Exercise: Transcribe the records below exactly.

Stored items
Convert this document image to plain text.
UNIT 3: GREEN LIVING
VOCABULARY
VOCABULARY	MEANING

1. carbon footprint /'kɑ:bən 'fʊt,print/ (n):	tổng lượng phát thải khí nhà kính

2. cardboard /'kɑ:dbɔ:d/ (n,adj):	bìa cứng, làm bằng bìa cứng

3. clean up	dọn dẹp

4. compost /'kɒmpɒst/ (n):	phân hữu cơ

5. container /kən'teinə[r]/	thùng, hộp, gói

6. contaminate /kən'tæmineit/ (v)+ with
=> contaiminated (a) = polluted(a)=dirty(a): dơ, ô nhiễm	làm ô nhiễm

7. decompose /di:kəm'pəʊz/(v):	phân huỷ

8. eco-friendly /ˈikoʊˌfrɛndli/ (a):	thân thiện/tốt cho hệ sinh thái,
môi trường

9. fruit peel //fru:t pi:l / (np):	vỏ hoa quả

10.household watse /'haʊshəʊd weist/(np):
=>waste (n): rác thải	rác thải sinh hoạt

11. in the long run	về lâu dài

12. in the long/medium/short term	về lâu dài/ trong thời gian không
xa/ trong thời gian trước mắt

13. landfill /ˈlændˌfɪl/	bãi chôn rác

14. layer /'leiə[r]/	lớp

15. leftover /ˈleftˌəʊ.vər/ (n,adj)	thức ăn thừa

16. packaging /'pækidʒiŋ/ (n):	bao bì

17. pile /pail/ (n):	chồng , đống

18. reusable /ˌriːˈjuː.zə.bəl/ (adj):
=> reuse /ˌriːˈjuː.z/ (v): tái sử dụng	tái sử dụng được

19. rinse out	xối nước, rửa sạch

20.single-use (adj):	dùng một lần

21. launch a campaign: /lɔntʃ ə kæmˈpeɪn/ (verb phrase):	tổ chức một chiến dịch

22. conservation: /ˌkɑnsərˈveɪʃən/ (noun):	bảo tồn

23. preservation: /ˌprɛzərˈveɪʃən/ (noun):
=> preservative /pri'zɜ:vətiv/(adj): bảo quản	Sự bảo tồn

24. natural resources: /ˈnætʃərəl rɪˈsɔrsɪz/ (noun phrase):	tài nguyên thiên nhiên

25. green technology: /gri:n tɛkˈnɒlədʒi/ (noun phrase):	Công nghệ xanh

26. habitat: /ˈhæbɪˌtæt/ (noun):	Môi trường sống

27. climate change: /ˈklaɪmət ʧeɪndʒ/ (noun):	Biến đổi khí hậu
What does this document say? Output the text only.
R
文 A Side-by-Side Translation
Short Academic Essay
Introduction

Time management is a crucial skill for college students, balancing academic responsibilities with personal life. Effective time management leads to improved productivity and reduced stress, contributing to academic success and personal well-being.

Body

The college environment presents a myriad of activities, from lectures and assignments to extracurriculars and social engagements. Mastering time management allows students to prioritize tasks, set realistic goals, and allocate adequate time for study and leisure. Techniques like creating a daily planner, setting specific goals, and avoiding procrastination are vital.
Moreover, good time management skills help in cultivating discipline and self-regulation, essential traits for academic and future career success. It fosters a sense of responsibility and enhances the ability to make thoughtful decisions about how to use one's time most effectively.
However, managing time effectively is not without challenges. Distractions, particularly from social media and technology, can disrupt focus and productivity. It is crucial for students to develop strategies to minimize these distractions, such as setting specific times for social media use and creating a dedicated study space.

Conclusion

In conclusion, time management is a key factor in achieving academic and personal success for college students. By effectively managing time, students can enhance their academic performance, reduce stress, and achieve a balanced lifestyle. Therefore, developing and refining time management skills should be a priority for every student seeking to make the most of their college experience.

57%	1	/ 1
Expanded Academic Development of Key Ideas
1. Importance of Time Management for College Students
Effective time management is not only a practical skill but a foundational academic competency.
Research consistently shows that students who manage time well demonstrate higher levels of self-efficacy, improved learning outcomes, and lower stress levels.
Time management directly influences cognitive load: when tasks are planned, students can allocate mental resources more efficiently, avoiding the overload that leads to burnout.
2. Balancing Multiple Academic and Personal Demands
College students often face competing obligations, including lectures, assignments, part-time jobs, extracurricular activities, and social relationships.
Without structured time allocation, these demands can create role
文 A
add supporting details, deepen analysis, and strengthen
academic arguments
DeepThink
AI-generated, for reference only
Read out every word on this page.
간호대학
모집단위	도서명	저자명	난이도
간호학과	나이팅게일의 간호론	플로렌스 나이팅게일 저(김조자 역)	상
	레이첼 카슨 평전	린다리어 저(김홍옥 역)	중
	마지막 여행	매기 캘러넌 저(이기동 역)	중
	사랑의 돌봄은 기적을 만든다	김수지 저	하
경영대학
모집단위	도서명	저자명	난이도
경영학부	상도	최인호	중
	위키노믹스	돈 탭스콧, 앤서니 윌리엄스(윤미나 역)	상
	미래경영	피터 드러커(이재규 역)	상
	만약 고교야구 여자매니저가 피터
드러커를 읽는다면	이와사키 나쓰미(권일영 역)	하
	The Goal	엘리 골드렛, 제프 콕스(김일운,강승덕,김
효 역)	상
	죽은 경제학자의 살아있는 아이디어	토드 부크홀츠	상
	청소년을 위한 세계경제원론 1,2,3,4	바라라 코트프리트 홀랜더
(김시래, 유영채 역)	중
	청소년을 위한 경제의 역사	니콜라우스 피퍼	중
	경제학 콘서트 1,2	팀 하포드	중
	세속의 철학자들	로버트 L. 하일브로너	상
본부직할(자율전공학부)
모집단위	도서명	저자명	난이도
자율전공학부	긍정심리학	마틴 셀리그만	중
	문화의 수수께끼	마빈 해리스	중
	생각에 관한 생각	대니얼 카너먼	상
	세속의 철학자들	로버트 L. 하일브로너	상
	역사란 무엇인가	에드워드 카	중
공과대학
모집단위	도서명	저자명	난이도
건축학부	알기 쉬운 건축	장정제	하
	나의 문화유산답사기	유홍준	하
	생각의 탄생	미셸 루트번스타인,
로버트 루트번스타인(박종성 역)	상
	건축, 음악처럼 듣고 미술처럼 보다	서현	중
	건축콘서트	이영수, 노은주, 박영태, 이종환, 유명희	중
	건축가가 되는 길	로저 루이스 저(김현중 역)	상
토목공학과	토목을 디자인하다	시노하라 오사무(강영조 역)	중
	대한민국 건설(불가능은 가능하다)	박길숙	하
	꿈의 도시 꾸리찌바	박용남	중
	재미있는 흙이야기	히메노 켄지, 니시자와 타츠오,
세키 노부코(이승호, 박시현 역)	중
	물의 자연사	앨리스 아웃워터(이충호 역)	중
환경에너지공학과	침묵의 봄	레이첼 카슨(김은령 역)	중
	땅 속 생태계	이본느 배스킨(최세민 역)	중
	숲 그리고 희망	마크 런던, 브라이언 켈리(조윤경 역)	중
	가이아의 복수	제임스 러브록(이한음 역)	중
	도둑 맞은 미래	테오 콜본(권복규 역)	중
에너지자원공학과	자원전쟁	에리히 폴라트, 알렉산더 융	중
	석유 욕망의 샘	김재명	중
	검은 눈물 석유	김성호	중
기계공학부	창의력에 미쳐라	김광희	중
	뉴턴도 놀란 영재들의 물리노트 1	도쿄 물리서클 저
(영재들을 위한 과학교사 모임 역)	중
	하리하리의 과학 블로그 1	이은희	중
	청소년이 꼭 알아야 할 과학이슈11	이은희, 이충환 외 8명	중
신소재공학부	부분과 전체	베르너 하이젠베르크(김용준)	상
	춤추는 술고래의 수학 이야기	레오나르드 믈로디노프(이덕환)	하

Reply:
Convert this document image to plain text.
UNIT 3: GREEN LIVING
VOCABULARY
VOCABULARY	MEANING

1. carbon footprint /'kɑ:bən 'fʊt,print/ (n):	tổng lượng phát thải khí nhà kính

2. cardboard /'kɑ:dbɔ:d/ (n,adj):	bìa cứng, làm bằng bìa cứng

3. clean up	dọn dẹp

4. compost /'kɒmpɒst/ (n):	phân hữu cơ

5. container /kən'teinə[r]/	thùng, hộp, gói

6. contaminate /kən'tæmineit/ (v)+ with
=> contaiminated (a) = polluted(a)=dirty(a): dơ, ô nhiễm	làm ô nhiễm

7. decompose /di:kəm'pəʊz/(v):	phân huỷ

8. eco-friendly /ˈikoʊˌfrɛndli/ (a):	thân thiện/tốt cho hệ sinh thái,
môi trường

9. fruit peel //fru:t pi:l / (np):	vỏ hoa quả

10.household watse /'haʊshəʊd weist/(np):
=>waste (n): rác thải	rác thải sinh hoạt

11. in the long run	về lâu dài

12. in the long/medium/short term	về lâu dài/ trong thời gian không
xa/ trong thời gian trước mắt

13. landfill /ˈlændˌfɪl/	bãi chôn rác

14. layer /'leiə[r]/	lớp

15. leftover /ˈleftˌəʊ.vər/ (n,adj)	thức ăn thừa

16. packaging /'pækidʒiŋ/ (n):	bao bì

17. pile /pail/ (n):	chồng , đống

18. reusable /ˌriːˈjuː.zə.bəl/ (adj):
=> reuse /ˌriːˈjuː.z/ (v): tái sử dụng	tái sử dụng được

19. rinse out	xối nước, rửa sạch

20.single-use (adj):	dùng một lần

21. launch a campaign: /lɔntʃ ə kæmˈpeɪn/ (verb phrase):	tổ chức một chiến dịch

22. conservation: /ˌkɑnsərˈveɪʃən/ (noun):	bảo tồn

23. preservation: /ˌprɛzərˈveɪʃən/ (noun):
=> preservative /pri'zɜ:vətiv/(adj): bảo quản	Sự bảo tồn

24. natural resources: /ˈnætʃərəl rɪˈsɔrsɪz/ (noun phrase):	tài nguyên thiên nhiên

25. green technology: /gri:n tɛkˈnɒlədʒi/ (noun phrase):	Công nghệ xanh

26. habitat: /ˈhæbɪˌtæt/ (noun):	Môi trường sống

27. climate change: /ˈklaɪmət ʧeɪndʒ/ (noun):	Biến đổi khí hậu
What does this document say? Output the text only.
R
文 A Side-by-Side Translation
Short Academic Essay
Introduction

Time management is a crucial skill for college students, balancing academic responsibilities with personal life. Effective time management leads to improved productivity and reduced stress, contributing to academic success and personal well-being.

Body

The college environment presents a myriad of activities, from lectures and assignments to extracurriculars and social engagements. Mastering time management allows students to prioritize tasks, set realistic goals, and allocate adequate time for study and leisure. Techniques like creating a daily planner, setting specific goals, and avoiding procrastination are vital.
Moreover, good time management skills help in cultivating discipline and self-regulation, essential traits for academic and future career success. It fosters a sense of responsibility and enhances the ability to make thoughtful decisions about how to use one's time most effectively.
However, managing time effectively is not without challenges. Distractions, particularly from social media and technology, can disrupt focus and productivity. It is crucial for students to develop strategies to minimize these distractions, such as setting specific times for social media use and creating a dedicated study space.

Conclusion

In conclusion, time management is a key factor in achieving academic and personal success for college students. By effectively managing time, students can enhance their academic performance, reduce stress, and achieve a balanced lifestyle. Therefore, developing and refining time management skills should be a priority for every student seeking to make the most of their college experience.

57%	1	/ 1
Expanded Academic Development of Key Ideas
1. Importance of Time Management for College Students
Effective time management is not only a practical skill but a foundational academic competency.
Research consistently shows that students who manage time well demonstrate higher levels of self-efficacy, improved learning outcomes, and lower stress levels.
Time management directly influences cognitive load: when tasks are planned, students can allocate mental resources more efficiently, avoiding the overload that leads to burnout.
2. Balancing Multiple Academic and Personal Demands
College students often face competing obligations, including lectures, assignments, part-time jobs, extracurricular activities, and social relationships.
Without structured time allocation, these demands can create role
文 A
add supporting details, deepen analysis, and strengthen
academic arguments
DeepThink
AI-generated, for reference only
Read out every word on this page.
간호대학
모집단위	도서명	저자명	난이도
간호학과	나이팅게일의 간호론	플로렌스 나이팅게일 저(김조자 역)	상
	레이첼 카슨 평전	린다리어 저(김홍옥 역)	중
	마지막 여행	매기 캘러넌 저(이기동 역)	중
	사랑의 돌봄은 기적을 만든다	김수지 저	하
경영대학
모집단위	도서명	저자명	난이도
경영학부	상도	최인호	중
	위키노믹스	돈 탭스콧, 앤서니 윌리엄스(윤미나 역)	상
	미래경영	피터 드러커(이재규 역)	상
	만약 고교야구 여자매니저가 피터
드러커를 읽는다면	이와사키 나쓰미(권일영 역)	하
	The Goal	엘리 골드렛, 제프 콕스(김일운,강승덕,김
효 역)	상
	죽은 경제학자의 살아있는 아이디어	토드 부크홀츠	상
	청소년을 위한 세계경제원론 1,2,3,4	바라라 코트프리트 홀랜더
(김시래, 유영채 역)	중
	청소년을 위한 경제의 역사	니콜라우스 피퍼	중
	경제학 콘서트 1,2	팀 하포드	중
	세속의 철학자들	로버트 L. 하일브로너	상
본부직할(자율전공학부)
모집단위	도서명	저자명	난이도
자율전공학부	긍정심리학	마틴 셀리그만	중
	문화의 수수께끼	마빈 해리스	중
	생각에 관한 생각	대니얼 카너먼	상
	세속의 철학자들	로버트 L. 하일브로너	상
	역사란 무엇인가	에드워드 카	중
공과대학
모집단위	도서명	저자명	난이도
건축학부	알기 쉬운 건축	장정제	하
	나의 문화유산답사기	유홍준	하
	생각의 탄생	미셸 루트번스타인,
로버트 루트번스타인(박종성 역)	상
	건축, 음악처럼 듣고 미술처럼 보다	서현	중
	건축콘서트	이영수, 노은주, 박영태, 이종환, 유명희	중
	건축가가 되는 길	로저 루이스 저(김현중 역)	상
토목공학과	토목을 디자인하다	시노하라 오사무(강영조 역)	중
	대한민국 건설(불가능은 가능하다)	박길숙	하
	꿈의 도시 꾸리찌바	박용남	중
	재미있는 흙이야기	히메노 켄지, 니시자와 타츠오,
세키 노부코(이승호, 박시현 역)	중
	물의 자연사	앨리스 아웃워터(이충호 역)	중
환경에너지공학과	침묵의 봄	레이첼 카슨(김은령 역)	중
	땅 속 생태계	이본느 배스킨(최세민 역)	중
	숲 그리고 희망	마크 런던, 브라이언 켈리(조윤경 역)	중
	가이아의 복수	제임스 러브록(이한음 역)	중
	도둑 맞은 미래	테오 콜본(권복규 역)	중
에너지자원공학과	자원전쟁	에리히 폴라트, 알렉산더 융	중
	석유 욕망의 샘	김재명	중
	검은 눈물 석유	김성호	중
기계공학부	창의력에 미쳐라	김광희	중
	뉴턴도 놀란 영재들의 물리노트 1	도쿄 물리서클 저
(영재들을 위한 과학교사 모임 역)	중
	하리하리의 과학 블로그 1	이은희	중
	청소년이 꼭 알아야 할 과학이슈11	이은희, 이충환 외 8명	중
신소재공학부	부분과 전체	베르너 하이젠베르크(김용준)	상
	춤추는 술고래의 수학 이야기	레오나르드 믈로디노프(이덕환)	하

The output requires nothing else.